## begin AVAILABLE DATA

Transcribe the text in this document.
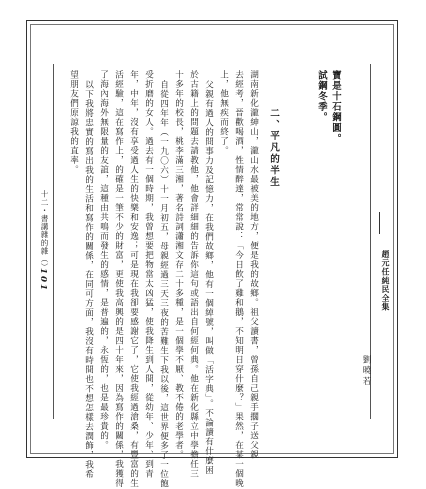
趙元任純民全集
劉曉若
寶是十石鋼圓。
試鋼冬季。
二、平凡的半生
湖南新化瀧紳山，瀧山水最被美的地方，便是我的故鄉。祖父讀書，曾孫自己親手擱子送父親
去經考，晉歡喝酒，性情醉達，常常說：「今日飲了雞和鵝，不知明日穿什麼？」果然，在某一個晚
上，他無疾而終了。
父親有過人的問事力及記憶力，在我們故鄉，他有一個綽號，叫做「活字典」。不論讀有什麼困
於古籍上的問題去請教他，他會詳細細的告訴你這句或語出自何經何典。他在新化縣立中學擔任三
十多年的校長，桃李滿三湘，著名詩詞瀟湘文存二十多種，是一個學不厭、教不倦的老學者。
自從四年年（一九〇六）十一月初五，母親經過三天三夜的苦難生下我以後，這世界便多了一位飽
受折磨的女人。過去有一個時期，我曾想要把物當太凶猛，使我降生到人間，從幼年、少年、到青
年，中年，沒有享受過人生的快樂和安逸；可是現在我卻要感謝它了，它使我經過滄桑，有豐富的生
活經驗，這在寫作上，的確是一筆不少的財富，更使我高興的是四十年來，因為寫作的關係，我獲得
了海內海外無限量的友誼，這種由共鳴而發生的感情，是普遍的，永恆的，也是最珍貴的。
以下我將忠實的寫出我的生活和寫作的關係，在同可方面，我沒有時間也不想怎樣去潤飾，我希
望朋友們原諒我的直率。
十二・書講雜的雜（）
101
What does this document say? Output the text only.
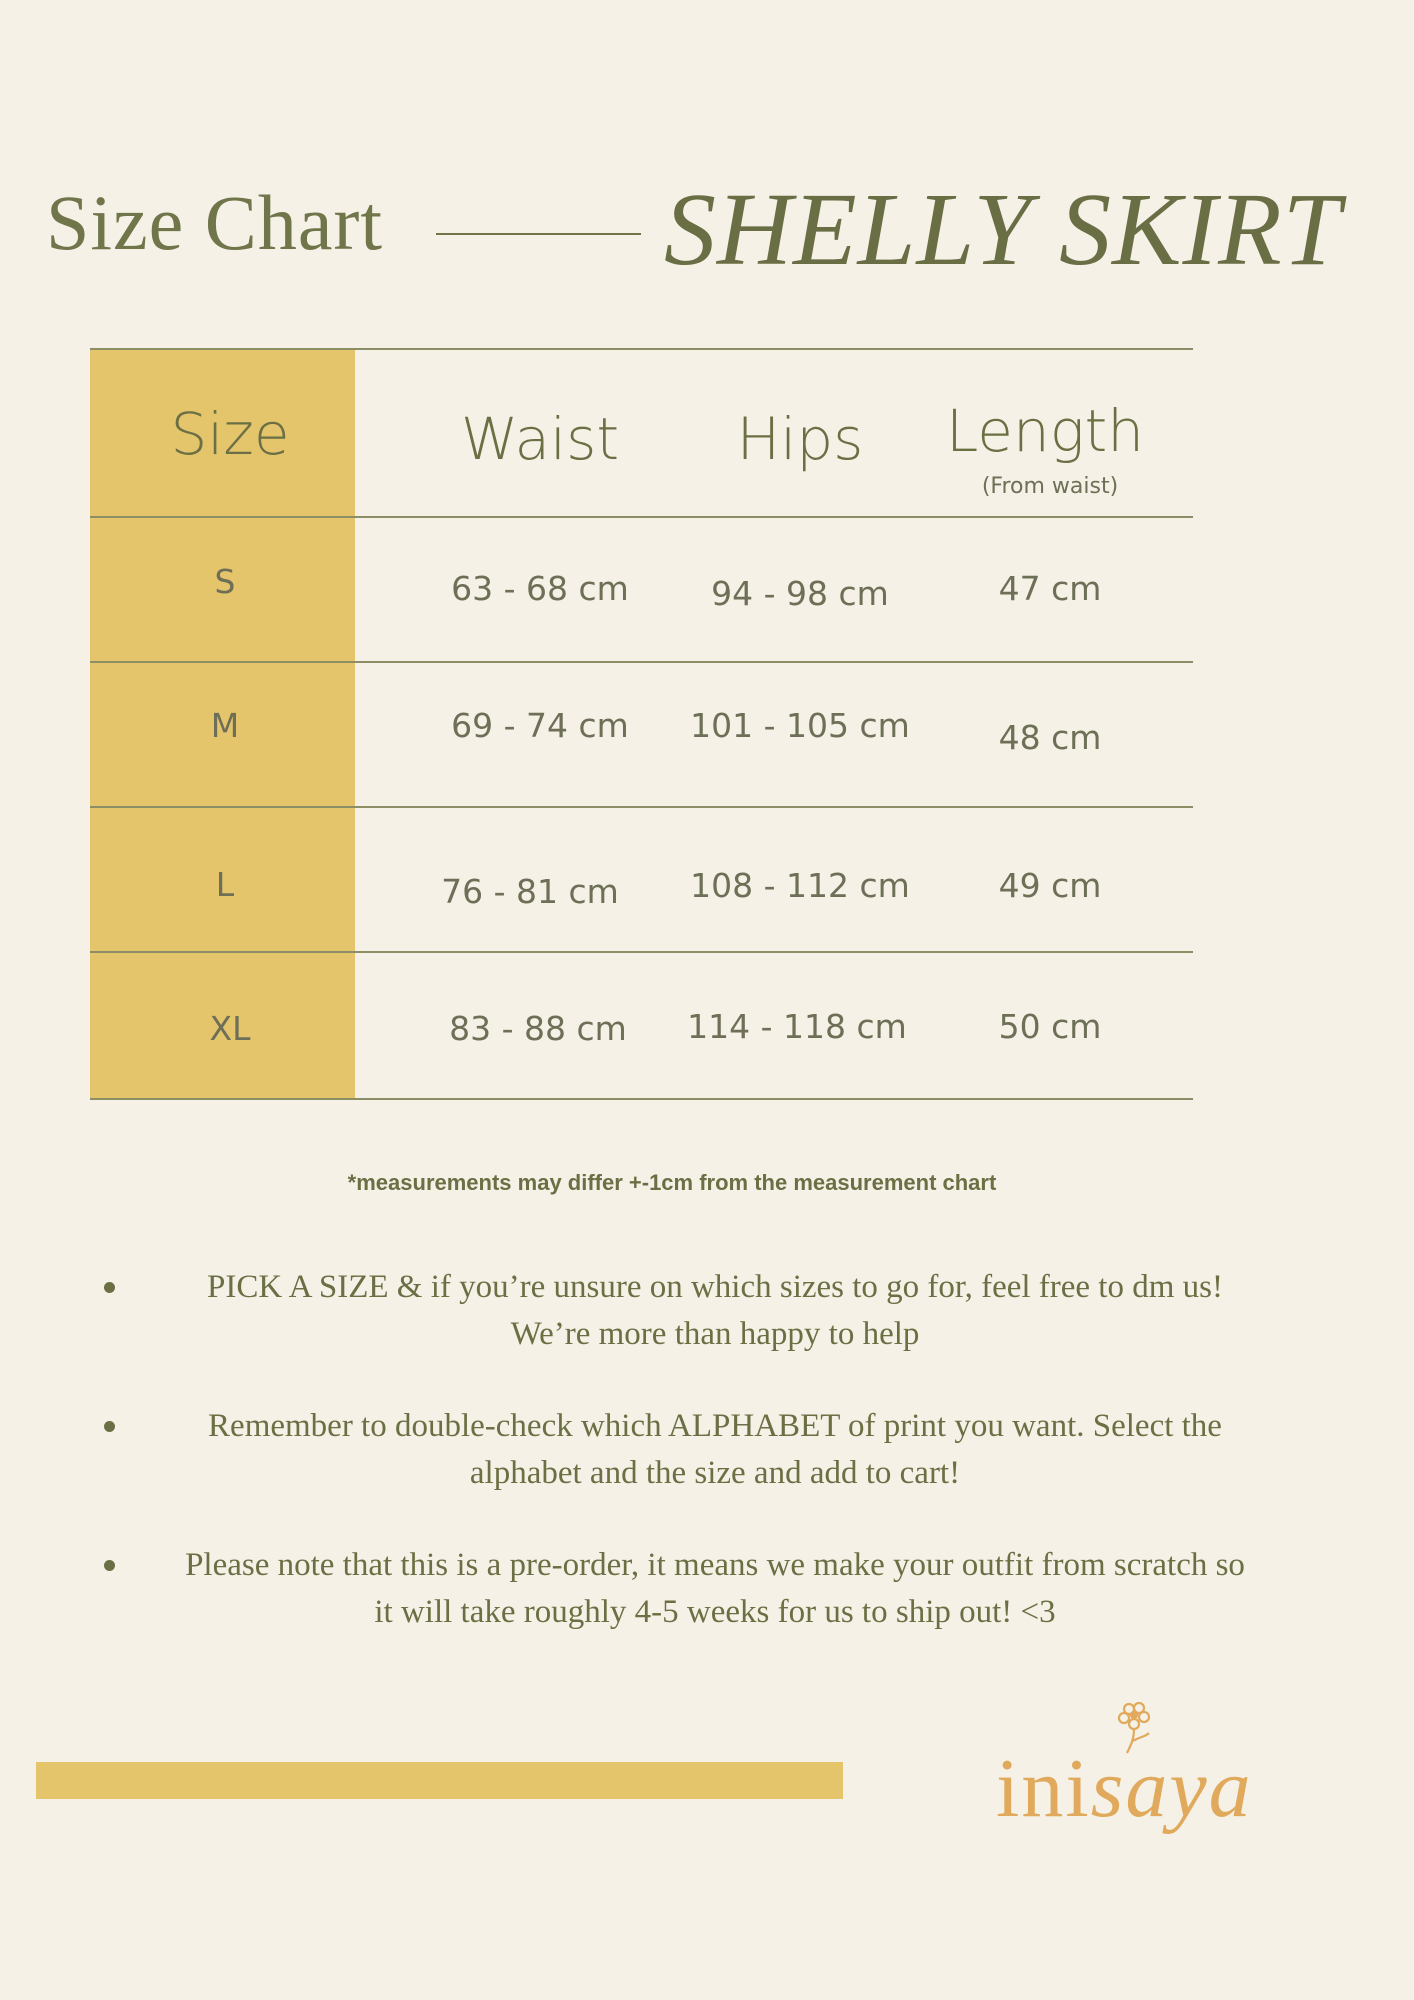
Size Chart	SHELLY SKIRT
Size	Waist	Hips	Length
(From waist)
S	63 - 68 cm	94 - 98 cm	47 cm
M	69 - 74 cm	101 - 105 cm	48 cm
L	76 - 81 cm	108 - 112 cm	49 cm
XL	83 - 88 cm	114 - 118 cm	50 cm
*measurements may differ +-1cm from the measurement chart
PICK A SIZE & if you’re unsure on which sizes to go for, feel free to dm us!
We’re more than happy to help
Remember to double-check which ALPHABET of print you want. Select the
alphabet and the size and add to cart!
Please note that this is a pre-order, it means we make your outfit from scratch so
it will take roughly 4-5 weeks for us to ship out! <3
inisaya
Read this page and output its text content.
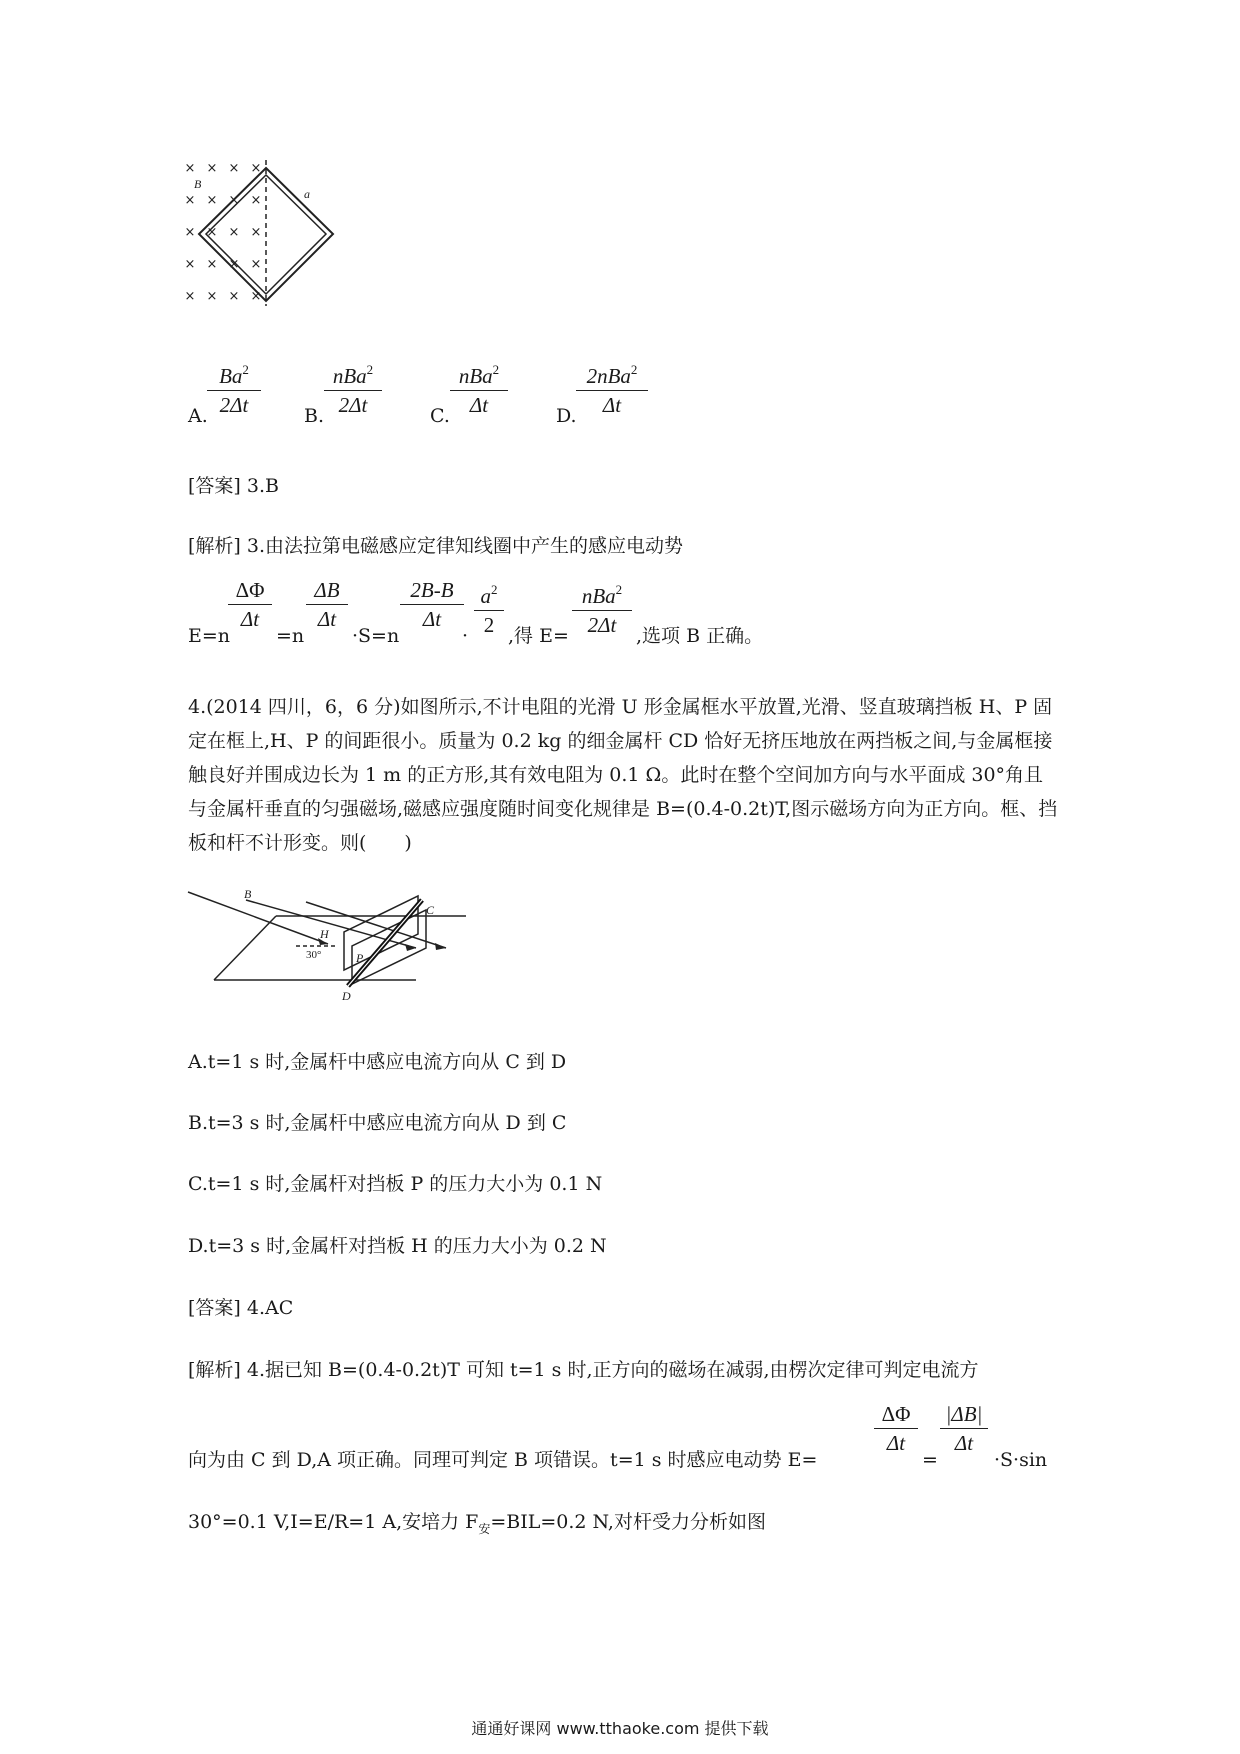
× × × ×
× × × ×
× × × ×
× × × ×
× × × ×
B
a
A.
Ba$^2$
2Δt	B.
nBa$^2$
2Δt	C.
nBa$^2$
Δt	D.
2nBa$^2$
Δt
[答案] 3.B
[解析] 3.由法拉第电磁感应定律知线圈中产生的感应电动势
E=n
ΔΦ
Δt
=n
ΔB
Δt
·S=n
2B-B
Δt
·
$a^2$
2 ,得 E=
nBa$^2$
2Δt	,选项 B 正确。
4.(2014 四川，6，6 分)如图所示,不计电阻的光滑 U 形金属框水平放置,光滑、竖直玻璃挡板 H、P 固定在框上,H、P 的间距很小。质量为 0.2 kg 的细金属杆 CD 恰好无挤压地放在两挡板之间,与金属框接触良好并围成边长为 1 m 的正方形,其有效电阻为 0.1 Ω。此时在整个空间加方向与水平面成 30°角且与金属杆垂直的匀强磁场,磁感应强度随时间变化规律是 B=(0.4-0.2t)T,图示磁场方向为正方向。框、挡板和杆不计形变。则(　　)
B
C
H
P
D
30°
A.t=1 s 时,金属杆中感应电流方向从 C 到 D
B.t=3 s 时,金属杆中感应电流方向从 D 到 C
C.t=1 s 时,金属杆对挡板 P 的压力大小为 0.1 N
D.t=3 s 时,金属杆对挡板 H 的压力大小为 0.2 N
[答案] 4.AC
[解析] 4.据已知 B=(0.4-0.2t)T 可知 t=1 s 时,正方向的磁场在减弱,由楞次定律可判定电流方
向为由 C 到 D,A 项正确。同理可判定 B 项错误。t=1 s 时感应电动势 E=
ΔΦ
Δt
=
|ΔB|
Δt
·S·sin
30°=0.1 V,I=E/R=1 A,安培力 $F_安=BIL=0.2$ N,对杆受力分析如图
通通好课网 www.tthaoke.com 提供下载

## end AVAILABLE DATA

Restate the records word for word, omitting images.

Transcribe the text in this document.
趙元任純民全集
劉曉若
寶是十石鋼圓。
試鋼冬季。
二、平凡的半生
湖南新化瀧紳山，瀧山水最被美的地方，便是我的故鄉。祖父讀書，曾孫自己親手擱子送父親
去經考，晉歡喝酒，性情醉達，常常說：「今日飲了雞和鵝，不知明日穿什麼？」果然，在某一個晚
上，他無疾而終了。
父親有過人的問事力及記憶力，在我們故鄉，他有一個綽號，叫做「活字典」。不論讀有什麼困
於古籍上的問題去請教他，他會詳細細的告訴你這句或語出自何經何典。他在新化縣立中學擔任三
十多年的校長，桃李滿三湘，著名詩詞瀟湘文存二十多種，是一個學不厭、教不倦的老學者。
自從四年年（一九〇六）十一月初五，母親經過三天三夜的苦難生下我以後，這世界便多了一位飽
受折磨的女人。過去有一個時期，我曾想要把物當太凶猛，使我降生到人間，從幼年、少年、到青
年，中年，沒有享受過人生的快樂和安逸；可是現在我卻要感謝它了，它使我經過滄桑，有豐富的生
活經驗，這在寫作上，的確是一筆不少的財富，更使我高興的是四十年來，因為寫作的關係，我獲得
了海內海外無限量的友誼，這種由共鳴而發生的感情，是普遍的，永恆的，也是最珍貴的。
以下我將忠實的寫出我的生活和寫作的關係，在同可方面，我沒有時間也不想怎樣去潤飾，我希
望朋友們原諒我的直率。
十二・書講雜的雜（）
101
What does this document say? Output the text only.
Size Chart	SHELLY SKIRT
Size	Waist	Hips	Length
(From waist)
S	63 - 68 cm	94 - 98 cm	47 cm
M	69 - 74 cm	101 - 105 cm	48 cm
L	76 - 81 cm	108 - 112 cm	49 cm
XL	83 - 88 cm	114 - 118 cm	50 cm
*measurements may differ +-1cm from the measurement chart
PICK A SIZE & if you’re unsure on which sizes to go for, feel free to dm us!
We’re more than happy to help
Remember to double-check which ALPHABET of print you want. Select the
alphabet and the size and add to cart!
Please note that this is a pre-order, it means we make your outfit from scratch so
it will take roughly 4-5 weeks for us to ship out! <3
inisaya
Read this page and output its text content.
× × × ×
× × × ×
× × × ×
× × × ×
× × × ×
B
a
A.
Ba$^2$
2Δt	B.
nBa$^2$
2Δt	C.
nBa$^2$
Δt	D.
2nBa$^2$
Δt
[答案] 3.B
[解析] 3.由法拉第电磁感应定律知线圈中产生的感应电动势
E=n
ΔΦ
Δt
=n
ΔB
Δt
·S=n
2B-B
Δt
·
$a^2$
2 ,得 E=
nBa$^2$
2Δt	,选项 B 正确。
4.(2014 四川，6，6 分)如图所示,不计电阻的光滑 U 形金属框水平放置,光滑、竖直玻璃挡板 H、P 固定在框上,H、P 的间距很小。质量为 0.2 kg 的细金属杆 CD 恰好无挤压地放在两挡板之间,与金属框接触良好并围成边长为 1 m 的正方形,其有效电阻为 0.1 Ω。此时在整个空间加方向与水平面成 30°角且与金属杆垂直的匀强磁场,磁感应强度随时间变化规律是 B=(0.4-0.2t)T,图示磁场方向为正方向。框、挡板和杆不计形变。则(　　)
B
C
H
P
D
30°
A.t=1 s 时,金属杆中感应电流方向从 C 到 D
B.t=3 s 时,金属杆中感应电流方向从 D 到 C
C.t=1 s 时,金属杆对挡板 P 的压力大小为 0.1 N
D.t=3 s 时,金属杆对挡板 H 的压力大小为 0.2 N
[答案] 4.AC
[解析] 4.据已知 B=(0.4-0.2t)T 可知 t=1 s 时,正方向的磁场在减弱,由楞次定律可判定电流方
向为由 C 到 D,A 项正确。同理可判定 B 项错误。t=1 s 时感应电动势 E=
ΔΦ
Δt
=
|ΔB|
Δt
·S·sin
30°=0.1 V,I=E/R=1 A,安培力 $F_安=BIL=0.2$ N,对杆受力分析如图
通通好课网 www.tthaoke.com 提供下载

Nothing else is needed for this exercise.